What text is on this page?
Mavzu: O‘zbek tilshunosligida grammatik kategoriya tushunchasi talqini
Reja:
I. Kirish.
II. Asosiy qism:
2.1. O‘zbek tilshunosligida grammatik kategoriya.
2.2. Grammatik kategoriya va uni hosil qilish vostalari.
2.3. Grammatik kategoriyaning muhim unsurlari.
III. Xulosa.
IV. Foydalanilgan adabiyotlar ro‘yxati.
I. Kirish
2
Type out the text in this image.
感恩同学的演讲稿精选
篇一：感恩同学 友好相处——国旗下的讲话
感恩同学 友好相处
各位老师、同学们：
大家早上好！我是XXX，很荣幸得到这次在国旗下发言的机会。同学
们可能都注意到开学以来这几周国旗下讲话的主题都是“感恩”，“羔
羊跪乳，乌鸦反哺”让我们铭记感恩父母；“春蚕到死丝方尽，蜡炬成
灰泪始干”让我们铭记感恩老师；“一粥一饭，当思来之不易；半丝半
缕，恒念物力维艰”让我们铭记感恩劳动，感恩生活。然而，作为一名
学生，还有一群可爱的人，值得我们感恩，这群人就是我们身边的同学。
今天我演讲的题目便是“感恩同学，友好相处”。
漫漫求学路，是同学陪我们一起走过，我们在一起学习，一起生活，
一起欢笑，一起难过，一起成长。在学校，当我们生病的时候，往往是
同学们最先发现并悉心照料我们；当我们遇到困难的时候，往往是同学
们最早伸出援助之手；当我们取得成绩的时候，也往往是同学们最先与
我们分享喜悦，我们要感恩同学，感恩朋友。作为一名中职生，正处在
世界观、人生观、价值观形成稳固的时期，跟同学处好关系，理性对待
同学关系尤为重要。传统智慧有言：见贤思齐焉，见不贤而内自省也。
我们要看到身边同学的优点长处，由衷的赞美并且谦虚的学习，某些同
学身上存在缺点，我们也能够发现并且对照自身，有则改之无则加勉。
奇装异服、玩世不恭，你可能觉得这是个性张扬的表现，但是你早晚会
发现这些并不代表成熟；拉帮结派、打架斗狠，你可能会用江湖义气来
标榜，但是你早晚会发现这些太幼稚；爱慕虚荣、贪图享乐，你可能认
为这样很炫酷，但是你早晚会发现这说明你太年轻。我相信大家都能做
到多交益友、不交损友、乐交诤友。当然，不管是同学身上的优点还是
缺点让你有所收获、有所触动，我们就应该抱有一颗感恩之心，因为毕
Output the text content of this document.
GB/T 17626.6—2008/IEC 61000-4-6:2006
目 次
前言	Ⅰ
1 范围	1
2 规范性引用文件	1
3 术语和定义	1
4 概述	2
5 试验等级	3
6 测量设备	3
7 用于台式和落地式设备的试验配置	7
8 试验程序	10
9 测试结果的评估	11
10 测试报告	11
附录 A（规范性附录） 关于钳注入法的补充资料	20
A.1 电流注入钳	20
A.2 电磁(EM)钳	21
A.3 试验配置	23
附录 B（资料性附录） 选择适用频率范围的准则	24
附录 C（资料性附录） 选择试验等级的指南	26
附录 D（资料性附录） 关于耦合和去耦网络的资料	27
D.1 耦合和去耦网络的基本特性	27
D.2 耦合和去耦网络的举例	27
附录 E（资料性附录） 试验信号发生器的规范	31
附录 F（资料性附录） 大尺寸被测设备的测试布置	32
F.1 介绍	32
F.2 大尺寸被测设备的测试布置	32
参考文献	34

________________

Exercise requirements:
Write out the listing once more, matching it exactly.

Task output:
What text is on this page?
Mavzu: O‘zbek tilshunosligida grammatik kategoriya tushunchasi talqini
Reja:
I. Kirish.
II. Asosiy qism:
2.1. O‘zbek tilshunosligida grammatik kategoriya.
2.2. Grammatik kategoriya va uni hosil qilish vostalari.
2.3. Grammatik kategoriyaning muhim unsurlari.
III. Xulosa.
IV. Foydalanilgan adabiyotlar ro‘yxati.
I. Kirish
2
Type out the text in this image.
感恩同学的演讲稿精选
篇一：感恩同学 友好相处——国旗下的讲话
感恩同学 友好相处
各位老师、同学们：
大家早上好！我是XXX，很荣幸得到这次在国旗下发言的机会。同学
们可能都注意到开学以来这几周国旗下讲话的主题都是“感恩”，“羔
羊跪乳，乌鸦反哺”让我们铭记感恩父母；“春蚕到死丝方尽，蜡炬成
灰泪始干”让我们铭记感恩老师；“一粥一饭，当思来之不易；半丝半
缕，恒念物力维艰”让我们铭记感恩劳动，感恩生活。然而，作为一名
学生，还有一群可爱的人，值得我们感恩，这群人就是我们身边的同学。
今天我演讲的题目便是“感恩同学，友好相处”。
漫漫求学路，是同学陪我们一起走过，我们在一起学习，一起生活，
一起欢笑，一起难过，一起成长。在学校，当我们生病的时候，往往是
同学们最先发现并悉心照料我们；当我们遇到困难的时候，往往是同学
们最早伸出援助之手；当我们取得成绩的时候，也往往是同学们最先与
我们分享喜悦，我们要感恩同学，感恩朋友。作为一名中职生，正处在
世界观、人生观、价值观形成稳固的时期，跟同学处好关系，理性对待
同学关系尤为重要。传统智慧有言：见贤思齐焉，见不贤而内自省也。
我们要看到身边同学的优点长处，由衷的赞美并且谦虚的学习，某些同
学身上存在缺点，我们也能够发现并且对照自身，有则改之无则加勉。
奇装异服、玩世不恭，你可能觉得这是个性张扬的表现，但是你早晚会
发现这些并不代表成熟；拉帮结派、打架斗狠，你可能会用江湖义气来
标榜，但是你早晚会发现这些太幼稚；爱慕虚荣、贪图享乐，你可能认
为这样很炫酷，但是你早晚会发现这说明你太年轻。我相信大家都能做
到多交益友、不交损友、乐交诤友。当然，不管是同学身上的优点还是
缺点让你有所收获、有所触动，我们就应该抱有一颗感恩之心，因为毕
Output the text content of this document.
GB/T 17626.6—2008/IEC 61000-4-6:2006
目 次
前言	Ⅰ
1 范围	1
2 规范性引用文件	1
3 术语和定义	1
4 概述	2
5 试验等级	3
6 测量设备	3
7 用于台式和落地式设备的试验配置	7
8 试验程序	10
9 测试结果的评估	11
10 测试报告	11
附录 A（规范性附录） 关于钳注入法的补充资料	20
A.1 电流注入钳	20
A.2 电磁(EM)钳	21
A.3 试验配置	23
附录 B（资料性附录） 选择适用频率范围的准则	24
附录 C（资料性附录） 选择试验等级的指南	26
附录 D（资料性附录） 关于耦合和去耦网络的资料	27
D.1 耦合和去耦网络的基本特性	27
D.2 耦合和去耦网络的举例	27
附录 E（资料性附录） 试验信号发生器的规范	31
附录 F（资料性附录） 大尺寸被测设备的测试布置	32
F.1 介绍	32
F.2 大尺寸被测设备的测试布置	32
参考文献	34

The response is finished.